▸ What this task involves: Isolate every line in the records below with "Cycle" in it.

▸ Dataset records:

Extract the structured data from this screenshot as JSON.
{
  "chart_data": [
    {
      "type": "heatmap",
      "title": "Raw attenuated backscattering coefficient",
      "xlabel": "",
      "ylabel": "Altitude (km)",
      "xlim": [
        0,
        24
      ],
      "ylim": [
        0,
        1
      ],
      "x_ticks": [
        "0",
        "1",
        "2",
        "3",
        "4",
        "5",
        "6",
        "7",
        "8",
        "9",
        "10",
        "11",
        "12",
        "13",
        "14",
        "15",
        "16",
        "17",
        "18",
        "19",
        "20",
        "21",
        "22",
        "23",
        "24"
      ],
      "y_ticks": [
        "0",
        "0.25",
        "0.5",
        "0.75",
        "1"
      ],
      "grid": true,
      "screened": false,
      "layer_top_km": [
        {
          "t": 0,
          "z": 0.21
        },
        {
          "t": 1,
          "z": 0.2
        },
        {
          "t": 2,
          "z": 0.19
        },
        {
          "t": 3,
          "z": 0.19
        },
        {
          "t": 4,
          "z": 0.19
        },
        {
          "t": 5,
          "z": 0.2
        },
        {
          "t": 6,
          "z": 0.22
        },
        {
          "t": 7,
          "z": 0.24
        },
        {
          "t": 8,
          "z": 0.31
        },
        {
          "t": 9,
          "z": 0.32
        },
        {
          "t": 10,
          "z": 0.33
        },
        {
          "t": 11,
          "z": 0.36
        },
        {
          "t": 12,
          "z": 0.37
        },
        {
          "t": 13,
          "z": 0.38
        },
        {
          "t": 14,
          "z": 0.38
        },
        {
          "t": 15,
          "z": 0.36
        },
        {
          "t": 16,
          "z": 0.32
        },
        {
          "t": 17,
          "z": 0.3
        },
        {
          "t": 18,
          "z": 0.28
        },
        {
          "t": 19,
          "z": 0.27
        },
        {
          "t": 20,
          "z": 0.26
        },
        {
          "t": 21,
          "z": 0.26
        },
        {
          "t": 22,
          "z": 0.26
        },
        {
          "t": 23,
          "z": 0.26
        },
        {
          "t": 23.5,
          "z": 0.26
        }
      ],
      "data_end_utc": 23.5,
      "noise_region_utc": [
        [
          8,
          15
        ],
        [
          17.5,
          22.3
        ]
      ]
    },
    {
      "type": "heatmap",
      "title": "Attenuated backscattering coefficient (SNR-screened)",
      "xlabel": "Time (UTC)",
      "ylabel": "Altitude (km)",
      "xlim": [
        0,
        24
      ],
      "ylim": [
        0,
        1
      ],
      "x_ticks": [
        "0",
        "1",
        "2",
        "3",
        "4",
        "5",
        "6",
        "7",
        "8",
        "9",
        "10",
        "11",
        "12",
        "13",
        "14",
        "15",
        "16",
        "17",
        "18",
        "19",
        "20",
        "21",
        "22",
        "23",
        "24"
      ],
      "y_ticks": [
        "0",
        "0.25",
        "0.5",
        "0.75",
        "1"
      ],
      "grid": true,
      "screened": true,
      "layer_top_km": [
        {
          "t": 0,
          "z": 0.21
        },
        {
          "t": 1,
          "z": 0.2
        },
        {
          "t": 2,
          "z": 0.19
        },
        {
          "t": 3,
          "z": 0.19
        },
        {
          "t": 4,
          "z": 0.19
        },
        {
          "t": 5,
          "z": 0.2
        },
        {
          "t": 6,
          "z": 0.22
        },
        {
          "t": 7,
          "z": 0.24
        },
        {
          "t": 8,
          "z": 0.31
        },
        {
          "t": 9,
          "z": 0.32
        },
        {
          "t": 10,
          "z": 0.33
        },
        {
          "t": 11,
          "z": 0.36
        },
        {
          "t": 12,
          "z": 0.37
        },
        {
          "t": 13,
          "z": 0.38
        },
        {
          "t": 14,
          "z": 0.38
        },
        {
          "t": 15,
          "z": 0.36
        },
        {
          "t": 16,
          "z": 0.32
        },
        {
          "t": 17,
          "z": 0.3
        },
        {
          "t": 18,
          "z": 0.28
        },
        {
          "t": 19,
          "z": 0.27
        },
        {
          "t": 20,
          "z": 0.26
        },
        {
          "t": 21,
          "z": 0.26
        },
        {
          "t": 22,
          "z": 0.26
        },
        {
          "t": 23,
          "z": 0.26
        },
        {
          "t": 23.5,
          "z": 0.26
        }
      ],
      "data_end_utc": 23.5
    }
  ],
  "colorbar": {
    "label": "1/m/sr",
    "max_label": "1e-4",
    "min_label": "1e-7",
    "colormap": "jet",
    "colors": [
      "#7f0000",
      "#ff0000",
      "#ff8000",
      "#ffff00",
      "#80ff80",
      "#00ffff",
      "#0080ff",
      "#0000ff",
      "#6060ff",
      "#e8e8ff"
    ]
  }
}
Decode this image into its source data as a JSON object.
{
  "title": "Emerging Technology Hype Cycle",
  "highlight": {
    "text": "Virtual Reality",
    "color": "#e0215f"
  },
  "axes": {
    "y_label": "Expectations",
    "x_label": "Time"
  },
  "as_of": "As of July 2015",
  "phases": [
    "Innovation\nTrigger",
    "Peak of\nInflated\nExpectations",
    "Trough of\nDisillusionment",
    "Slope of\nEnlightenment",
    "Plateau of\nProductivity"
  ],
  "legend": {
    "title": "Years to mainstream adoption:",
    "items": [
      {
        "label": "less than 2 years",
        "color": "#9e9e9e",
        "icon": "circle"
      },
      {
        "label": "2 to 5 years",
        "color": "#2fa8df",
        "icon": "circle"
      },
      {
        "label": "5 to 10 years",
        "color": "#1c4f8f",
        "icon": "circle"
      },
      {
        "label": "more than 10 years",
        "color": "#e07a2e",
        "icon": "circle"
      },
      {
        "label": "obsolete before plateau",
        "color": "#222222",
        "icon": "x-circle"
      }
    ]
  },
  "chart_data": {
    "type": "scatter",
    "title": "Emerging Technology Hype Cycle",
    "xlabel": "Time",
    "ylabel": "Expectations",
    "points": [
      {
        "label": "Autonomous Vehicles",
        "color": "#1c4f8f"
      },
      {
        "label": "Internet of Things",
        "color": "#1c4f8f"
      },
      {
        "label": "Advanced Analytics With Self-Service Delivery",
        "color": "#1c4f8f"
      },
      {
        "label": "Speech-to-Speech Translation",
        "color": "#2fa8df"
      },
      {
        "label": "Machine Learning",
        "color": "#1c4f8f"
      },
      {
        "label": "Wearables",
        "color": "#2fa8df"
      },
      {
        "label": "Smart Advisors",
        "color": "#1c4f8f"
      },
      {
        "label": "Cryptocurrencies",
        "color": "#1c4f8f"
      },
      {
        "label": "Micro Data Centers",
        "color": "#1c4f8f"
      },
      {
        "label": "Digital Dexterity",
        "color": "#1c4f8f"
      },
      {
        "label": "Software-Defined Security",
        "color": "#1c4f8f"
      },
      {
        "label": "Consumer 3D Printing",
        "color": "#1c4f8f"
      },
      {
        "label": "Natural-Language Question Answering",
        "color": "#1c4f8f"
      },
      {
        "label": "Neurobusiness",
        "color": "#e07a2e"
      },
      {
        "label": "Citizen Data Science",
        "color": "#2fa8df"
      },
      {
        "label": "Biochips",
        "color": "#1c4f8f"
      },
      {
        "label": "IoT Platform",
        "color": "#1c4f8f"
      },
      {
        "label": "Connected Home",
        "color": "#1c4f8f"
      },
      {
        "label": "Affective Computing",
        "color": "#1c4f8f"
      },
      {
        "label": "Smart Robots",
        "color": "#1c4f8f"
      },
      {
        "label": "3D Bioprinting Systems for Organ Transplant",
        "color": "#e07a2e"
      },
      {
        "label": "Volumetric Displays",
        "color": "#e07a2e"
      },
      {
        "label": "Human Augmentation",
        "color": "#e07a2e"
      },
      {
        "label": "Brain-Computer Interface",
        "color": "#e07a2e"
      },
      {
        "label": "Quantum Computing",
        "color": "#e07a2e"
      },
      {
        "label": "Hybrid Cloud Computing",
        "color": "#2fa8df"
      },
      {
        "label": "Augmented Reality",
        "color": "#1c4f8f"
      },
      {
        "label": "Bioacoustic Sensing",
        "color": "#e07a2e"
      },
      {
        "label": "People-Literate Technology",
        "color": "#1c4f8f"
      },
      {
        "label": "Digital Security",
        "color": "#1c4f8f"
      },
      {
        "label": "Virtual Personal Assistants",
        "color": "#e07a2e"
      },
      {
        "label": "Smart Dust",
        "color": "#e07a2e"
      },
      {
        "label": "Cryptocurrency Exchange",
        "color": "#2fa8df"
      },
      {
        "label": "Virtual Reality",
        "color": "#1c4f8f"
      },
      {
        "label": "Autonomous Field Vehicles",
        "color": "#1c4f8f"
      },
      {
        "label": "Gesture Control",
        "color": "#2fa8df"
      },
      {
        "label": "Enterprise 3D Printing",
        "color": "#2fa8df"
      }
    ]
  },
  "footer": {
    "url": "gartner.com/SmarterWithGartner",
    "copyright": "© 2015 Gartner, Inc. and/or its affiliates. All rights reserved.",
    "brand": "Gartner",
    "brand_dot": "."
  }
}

▸ In response:
  "title": "Emerging Technology Hype Cycle",
    "title": "Emerging Technology Hype Cycle",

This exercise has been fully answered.